THE PROBLEM — Provide nothing but the number of lines containing the string "CEνNS".

Excerpt from a dataset:
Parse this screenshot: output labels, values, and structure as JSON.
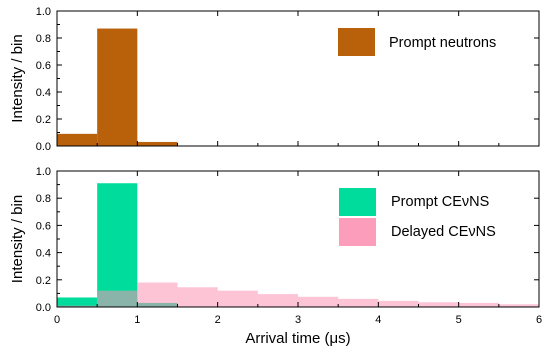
{
  "chart_data": [
    {
      "type": "bar",
      "ylabel": "Intensity / bin",
      "xlim": [
        0,
        6
      ],
      "ylim": [
        0,
        1.0
      ],
      "yticks": [
        "0.0",
        "0.2",
        "0.4",
        "0.6",
        "0.8",
        "1.0"
      ],
      "bin_edges": [
        0,
        0.5,
        1.0,
        1.5,
        2.0,
        2.5,
        3.0,
        3.5,
        4.0,
        4.5,
        5.0,
        5.5,
        6.0
      ],
      "legend_position": "top-right",
      "series": [
        {
          "name": "Prompt neutrons",
          "color": "#b8600a",
          "values": [
            0.09,
            0.87,
            0.03,
            0,
            0,
            0,
            0,
            0,
            0,
            0,
            0,
            0
          ]
        }
      ]
    },
    {
      "type": "bar",
      "xlabel": "Arrival time (μs)",
      "ylabel": "Intensity / bin",
      "xlim": [
        0,
        6
      ],
      "ylim": [
        0,
        1.0
      ],
      "xticks": [
        "0",
        "1",
        "2",
        "3",
        "4",
        "5",
        "6"
      ],
      "yticks": [
        "0.0",
        "0.2",
        "0.4",
        "0.6",
        "0.8",
        "1.0"
      ],
      "bin_edges": [
        0,
        0.5,
        1.0,
        1.5,
        2.0,
        2.5,
        3.0,
        3.5,
        4.0,
        4.5,
        5.0,
        5.5,
        6.0
      ],
      "legend_position": "top-right",
      "series": [
        {
          "name": "Prompt CEνNS",
          "color": "#00dc9c",
          "values": [
            0.07,
            0.91,
            0.03,
            0,
            0,
            0,
            0,
            0,
            0,
            0,
            0,
            0
          ]
        },
        {
          "name": "Delayed CEνNS",
          "color": "#fc94b4",
          "values": [
            0.01,
            0.12,
            0.18,
            0.145,
            0.12,
            0.095,
            0.075,
            0.06,
            0.045,
            0.035,
            0.03,
            0.02
          ]
        }
      ]
    }
  ]
}
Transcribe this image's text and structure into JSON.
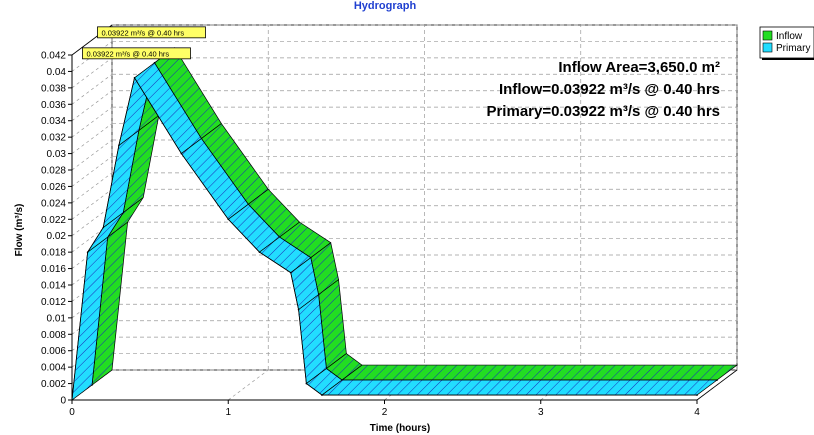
{
  "chart_data": {
    "type": "area",
    "title": "Hydrograph",
    "xlabel": "Time  (hours)",
    "ylabel": "Flow  (m³/s)",
    "xlim": [
      0,
      4
    ],
    "ylim": [
      0,
      0.042
    ],
    "x_ticks": [
      "0",
      "1",
      "2",
      "3",
      "4"
    ],
    "y_ticks": [
      "0",
      "0.002",
      "0.004",
      "0.006",
      "0.008",
      "0.01",
      "0.012",
      "0.014",
      "0.016",
      "0.018",
      "0.02",
      "0.022",
      "0.024",
      "0.026",
      "0.028",
      "0.03",
      "0.032",
      "0.034",
      "0.036",
      "0.038",
      "0.04",
      "0.042"
    ],
    "grid": true,
    "legend_position": "top-right",
    "series": [
      {
        "name": "Inflow",
        "color": "#22dd22",
        "x": [
          0.0,
          0.1,
          0.2,
          0.3,
          0.4,
          0.7,
          1.0,
          1.2,
          1.4,
          1.45,
          1.5,
          1.6,
          4.0
        ],
        "y": [
          0.0,
          0.018,
          0.021,
          0.031,
          0.03922,
          0.03,
          0.022,
          0.018,
          0.0155,
          0.011,
          0.002,
          0.0006,
          0.0006
        ]
      },
      {
        "name": "Primary",
        "color": "#22ddff",
        "x": [
          0.0,
          0.1,
          0.2,
          0.3,
          0.4,
          0.7,
          1.0,
          1.2,
          1.4,
          1.45,
          1.5,
          1.6,
          4.0
        ],
        "y": [
          0.0,
          0.018,
          0.021,
          0.031,
          0.03922,
          0.03,
          0.022,
          0.018,
          0.0155,
          0.011,
          0.002,
          0.0006,
          0.0006
        ]
      }
    ],
    "annotations": [
      {
        "series": "Inflow",
        "text": "0.03922 m³/s @ 0.40 hrs"
      },
      {
        "series": "Primary",
        "text": "0.03922 m³/s @ 0.40 hrs"
      }
    ],
    "info_lines": [
      "Inflow Area=3,650.0 m²",
      "Inflow=0.03922 m³/s @ 0.40 hrs",
      "Primary=0.03922 m³/s @ 0.40 hrs"
    ]
  }
}
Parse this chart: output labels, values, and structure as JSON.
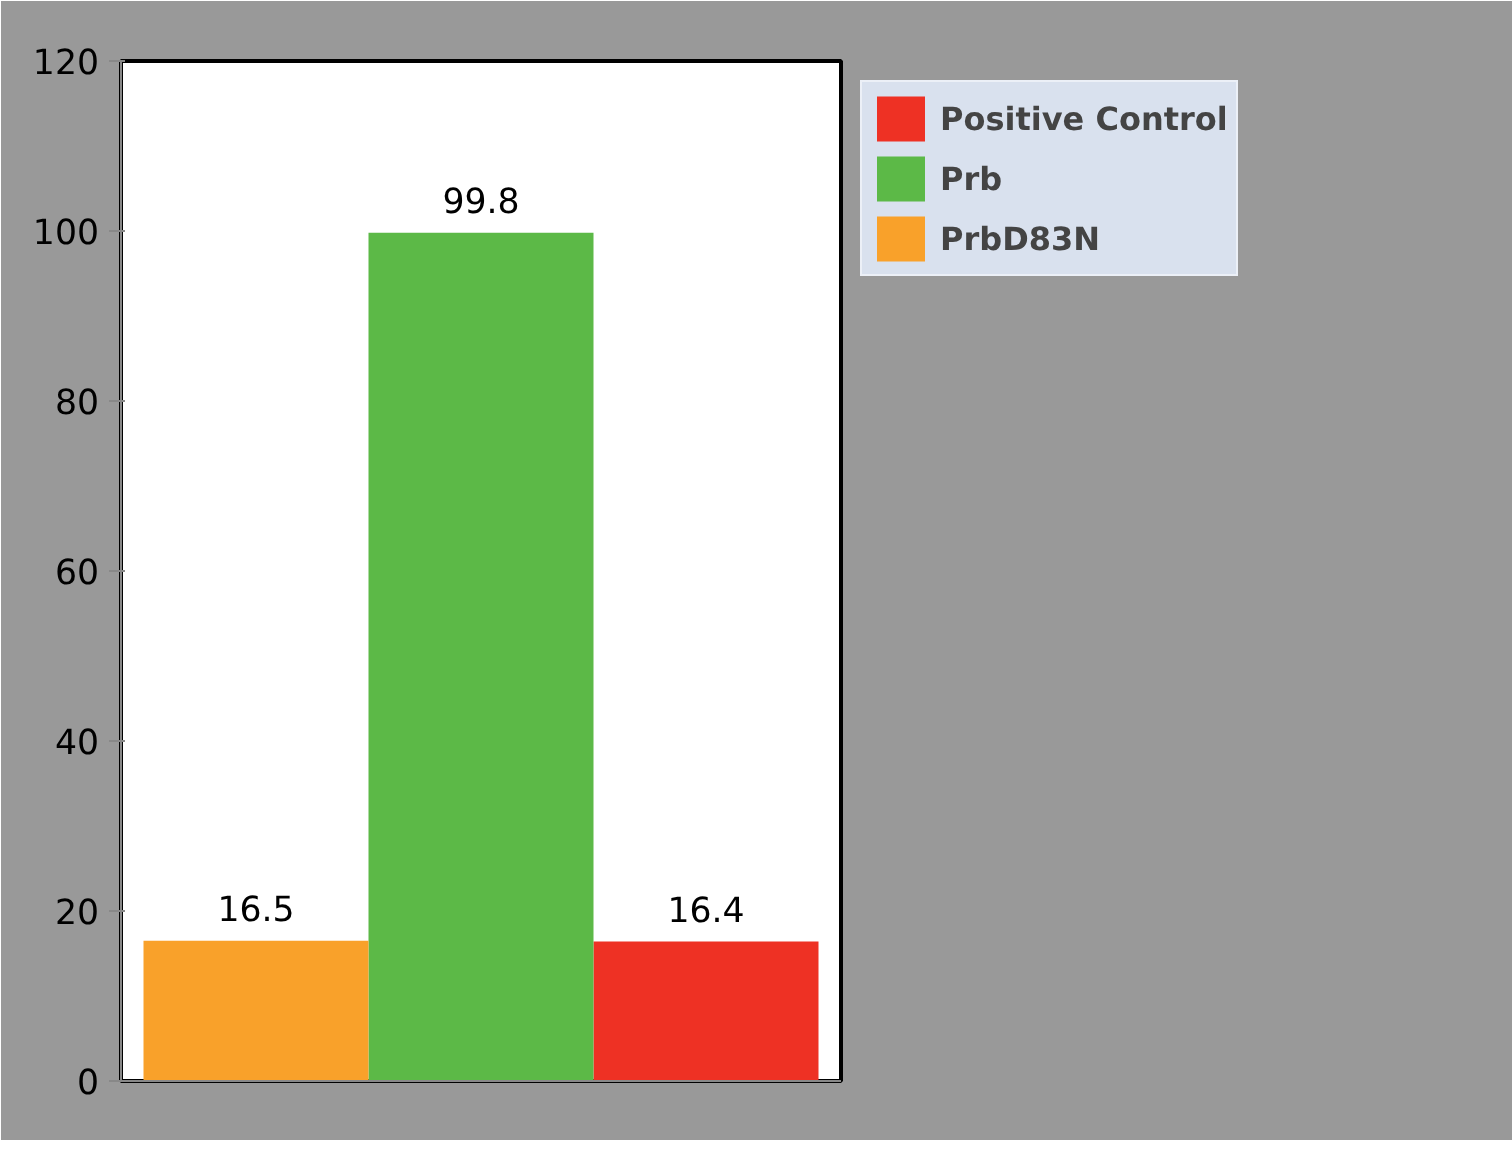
{
  "chart_data": {
    "type": "bar",
    "categories": [
      null,
      null,
      null
    ],
    "series": [
      {
        "name": "Positive Control",
        "color": "#ee3124",
        "values": [
          null,
          null,
          16.4
        ]
      },
      {
        "name": "Prb",
        "color": "#5cb947",
        "values": [
          null,
          99.8,
          null
        ]
      },
      {
        "name": "PrbD83N",
        "color": "#f9a12a",
        "values": [
          16.5,
          null,
          null
        ]
      }
    ],
    "ylim": [
      0,
      120
    ],
    "yticks": [
      0,
      20,
      40,
      60,
      80,
      100,
      120
    ],
    "grid": false,
    "legend": "right",
    "data_labels": true
  }
}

COMPLETE OUTPUT — 2